*Stated task*.
Search the records for "background". Copy every line where it appears.

*Entries with figure data*.
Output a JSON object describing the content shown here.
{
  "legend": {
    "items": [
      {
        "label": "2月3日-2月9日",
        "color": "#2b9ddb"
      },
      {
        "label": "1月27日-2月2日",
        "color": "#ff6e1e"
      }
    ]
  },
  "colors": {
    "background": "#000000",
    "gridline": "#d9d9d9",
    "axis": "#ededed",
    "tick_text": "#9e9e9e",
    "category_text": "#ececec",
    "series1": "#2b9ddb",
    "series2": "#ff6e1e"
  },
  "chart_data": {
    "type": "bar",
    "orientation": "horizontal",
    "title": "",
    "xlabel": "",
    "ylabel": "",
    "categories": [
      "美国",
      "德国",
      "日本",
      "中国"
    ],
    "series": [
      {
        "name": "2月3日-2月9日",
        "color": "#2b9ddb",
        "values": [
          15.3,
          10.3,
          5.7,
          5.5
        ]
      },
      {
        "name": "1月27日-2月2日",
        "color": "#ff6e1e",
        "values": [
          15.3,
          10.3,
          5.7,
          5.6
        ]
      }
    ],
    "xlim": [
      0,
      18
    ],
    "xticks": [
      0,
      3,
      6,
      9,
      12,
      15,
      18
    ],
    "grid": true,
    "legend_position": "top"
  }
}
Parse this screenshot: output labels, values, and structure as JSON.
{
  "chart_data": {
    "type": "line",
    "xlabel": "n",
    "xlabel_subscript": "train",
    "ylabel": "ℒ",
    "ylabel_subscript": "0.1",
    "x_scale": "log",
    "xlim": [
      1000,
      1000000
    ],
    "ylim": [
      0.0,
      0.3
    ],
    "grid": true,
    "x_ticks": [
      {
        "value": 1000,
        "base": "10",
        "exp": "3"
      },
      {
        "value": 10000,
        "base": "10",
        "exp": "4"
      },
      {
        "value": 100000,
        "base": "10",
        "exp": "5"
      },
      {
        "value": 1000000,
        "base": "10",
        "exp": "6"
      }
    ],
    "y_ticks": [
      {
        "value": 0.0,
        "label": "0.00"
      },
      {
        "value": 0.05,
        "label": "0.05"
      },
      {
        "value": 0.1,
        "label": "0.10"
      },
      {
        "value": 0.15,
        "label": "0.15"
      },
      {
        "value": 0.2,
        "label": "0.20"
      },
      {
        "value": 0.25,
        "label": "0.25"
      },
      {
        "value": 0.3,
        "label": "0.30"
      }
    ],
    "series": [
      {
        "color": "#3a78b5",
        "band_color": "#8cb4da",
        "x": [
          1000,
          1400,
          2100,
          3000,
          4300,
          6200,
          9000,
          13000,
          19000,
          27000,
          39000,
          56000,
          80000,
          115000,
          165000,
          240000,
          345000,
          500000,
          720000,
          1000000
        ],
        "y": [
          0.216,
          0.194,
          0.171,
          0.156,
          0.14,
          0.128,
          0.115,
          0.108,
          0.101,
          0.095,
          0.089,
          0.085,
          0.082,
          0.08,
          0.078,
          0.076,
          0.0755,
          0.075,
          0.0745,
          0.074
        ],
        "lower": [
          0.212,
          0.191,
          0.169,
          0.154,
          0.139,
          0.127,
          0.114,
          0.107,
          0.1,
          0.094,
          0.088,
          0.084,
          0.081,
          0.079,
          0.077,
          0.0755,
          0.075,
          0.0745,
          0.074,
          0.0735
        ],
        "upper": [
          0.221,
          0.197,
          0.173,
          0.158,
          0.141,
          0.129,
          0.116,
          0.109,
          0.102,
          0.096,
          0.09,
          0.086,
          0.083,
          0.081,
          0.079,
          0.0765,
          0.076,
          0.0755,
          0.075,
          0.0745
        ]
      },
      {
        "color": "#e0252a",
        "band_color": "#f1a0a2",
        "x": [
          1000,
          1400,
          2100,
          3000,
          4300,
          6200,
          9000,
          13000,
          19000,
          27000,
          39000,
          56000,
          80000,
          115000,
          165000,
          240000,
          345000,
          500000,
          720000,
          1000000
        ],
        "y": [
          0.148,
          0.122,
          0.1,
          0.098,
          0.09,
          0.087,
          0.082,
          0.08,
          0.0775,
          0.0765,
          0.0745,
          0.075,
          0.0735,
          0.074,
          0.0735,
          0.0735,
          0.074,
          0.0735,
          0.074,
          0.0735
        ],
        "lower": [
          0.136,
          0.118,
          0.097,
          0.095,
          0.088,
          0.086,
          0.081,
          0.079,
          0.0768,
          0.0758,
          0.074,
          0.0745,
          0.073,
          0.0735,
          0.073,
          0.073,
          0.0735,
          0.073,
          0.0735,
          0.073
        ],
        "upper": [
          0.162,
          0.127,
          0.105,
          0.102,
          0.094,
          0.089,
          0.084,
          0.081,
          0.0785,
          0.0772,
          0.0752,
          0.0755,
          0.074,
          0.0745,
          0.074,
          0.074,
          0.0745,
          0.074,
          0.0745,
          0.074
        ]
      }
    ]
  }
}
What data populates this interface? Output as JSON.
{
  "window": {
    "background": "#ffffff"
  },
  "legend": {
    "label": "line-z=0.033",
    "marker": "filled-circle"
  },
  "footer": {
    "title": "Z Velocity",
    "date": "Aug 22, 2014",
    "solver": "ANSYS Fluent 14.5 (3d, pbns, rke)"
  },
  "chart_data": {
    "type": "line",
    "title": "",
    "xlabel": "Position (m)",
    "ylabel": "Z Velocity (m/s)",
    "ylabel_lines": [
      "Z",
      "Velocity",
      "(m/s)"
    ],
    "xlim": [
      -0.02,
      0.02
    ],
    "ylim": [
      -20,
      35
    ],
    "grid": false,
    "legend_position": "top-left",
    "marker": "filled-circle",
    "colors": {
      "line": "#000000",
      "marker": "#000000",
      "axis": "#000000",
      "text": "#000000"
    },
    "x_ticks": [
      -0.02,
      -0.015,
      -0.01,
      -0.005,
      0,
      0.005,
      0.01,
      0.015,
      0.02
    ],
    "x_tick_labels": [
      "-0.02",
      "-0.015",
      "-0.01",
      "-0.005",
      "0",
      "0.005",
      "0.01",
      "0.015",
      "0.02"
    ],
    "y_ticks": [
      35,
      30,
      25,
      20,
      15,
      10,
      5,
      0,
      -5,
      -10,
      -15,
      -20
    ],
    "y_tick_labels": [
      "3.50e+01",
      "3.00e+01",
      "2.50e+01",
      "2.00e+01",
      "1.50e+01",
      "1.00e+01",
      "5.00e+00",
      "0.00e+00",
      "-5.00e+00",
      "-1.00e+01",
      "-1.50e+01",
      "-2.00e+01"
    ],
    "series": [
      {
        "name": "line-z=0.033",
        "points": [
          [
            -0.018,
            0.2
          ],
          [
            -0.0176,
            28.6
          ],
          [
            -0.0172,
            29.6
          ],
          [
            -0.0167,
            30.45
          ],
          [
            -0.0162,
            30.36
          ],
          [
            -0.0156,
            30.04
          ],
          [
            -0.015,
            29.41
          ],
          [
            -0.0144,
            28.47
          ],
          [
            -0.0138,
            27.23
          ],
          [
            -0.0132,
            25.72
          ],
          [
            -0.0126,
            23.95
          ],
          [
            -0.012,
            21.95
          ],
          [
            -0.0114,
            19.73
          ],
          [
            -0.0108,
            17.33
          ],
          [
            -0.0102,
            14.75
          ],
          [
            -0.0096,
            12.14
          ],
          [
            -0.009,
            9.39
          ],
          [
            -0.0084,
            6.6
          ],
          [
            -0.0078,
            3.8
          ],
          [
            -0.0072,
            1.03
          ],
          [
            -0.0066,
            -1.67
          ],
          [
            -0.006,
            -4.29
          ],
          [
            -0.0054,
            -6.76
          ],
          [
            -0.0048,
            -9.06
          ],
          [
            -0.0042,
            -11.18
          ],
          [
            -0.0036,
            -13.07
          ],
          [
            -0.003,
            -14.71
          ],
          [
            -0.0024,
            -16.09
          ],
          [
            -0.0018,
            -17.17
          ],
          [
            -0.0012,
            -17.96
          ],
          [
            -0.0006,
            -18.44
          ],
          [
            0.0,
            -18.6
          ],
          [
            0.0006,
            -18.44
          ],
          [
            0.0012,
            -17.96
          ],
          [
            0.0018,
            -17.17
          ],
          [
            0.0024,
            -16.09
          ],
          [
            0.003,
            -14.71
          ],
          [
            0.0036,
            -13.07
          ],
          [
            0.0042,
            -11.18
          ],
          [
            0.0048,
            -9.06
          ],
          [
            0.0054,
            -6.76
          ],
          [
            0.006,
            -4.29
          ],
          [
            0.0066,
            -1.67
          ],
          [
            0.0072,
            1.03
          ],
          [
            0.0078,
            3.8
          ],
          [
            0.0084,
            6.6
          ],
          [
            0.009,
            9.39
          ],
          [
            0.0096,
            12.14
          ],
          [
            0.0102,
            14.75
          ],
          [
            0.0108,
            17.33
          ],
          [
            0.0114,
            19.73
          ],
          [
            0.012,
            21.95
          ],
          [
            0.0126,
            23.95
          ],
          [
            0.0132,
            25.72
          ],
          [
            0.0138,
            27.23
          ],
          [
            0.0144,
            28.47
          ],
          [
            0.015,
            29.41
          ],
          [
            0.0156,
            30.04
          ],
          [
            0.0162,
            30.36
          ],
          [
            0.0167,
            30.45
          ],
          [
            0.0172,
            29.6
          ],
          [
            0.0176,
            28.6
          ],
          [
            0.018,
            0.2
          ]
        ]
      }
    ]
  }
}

*Right answer*.
    "background": "#000000",
    "background": "#ffffff"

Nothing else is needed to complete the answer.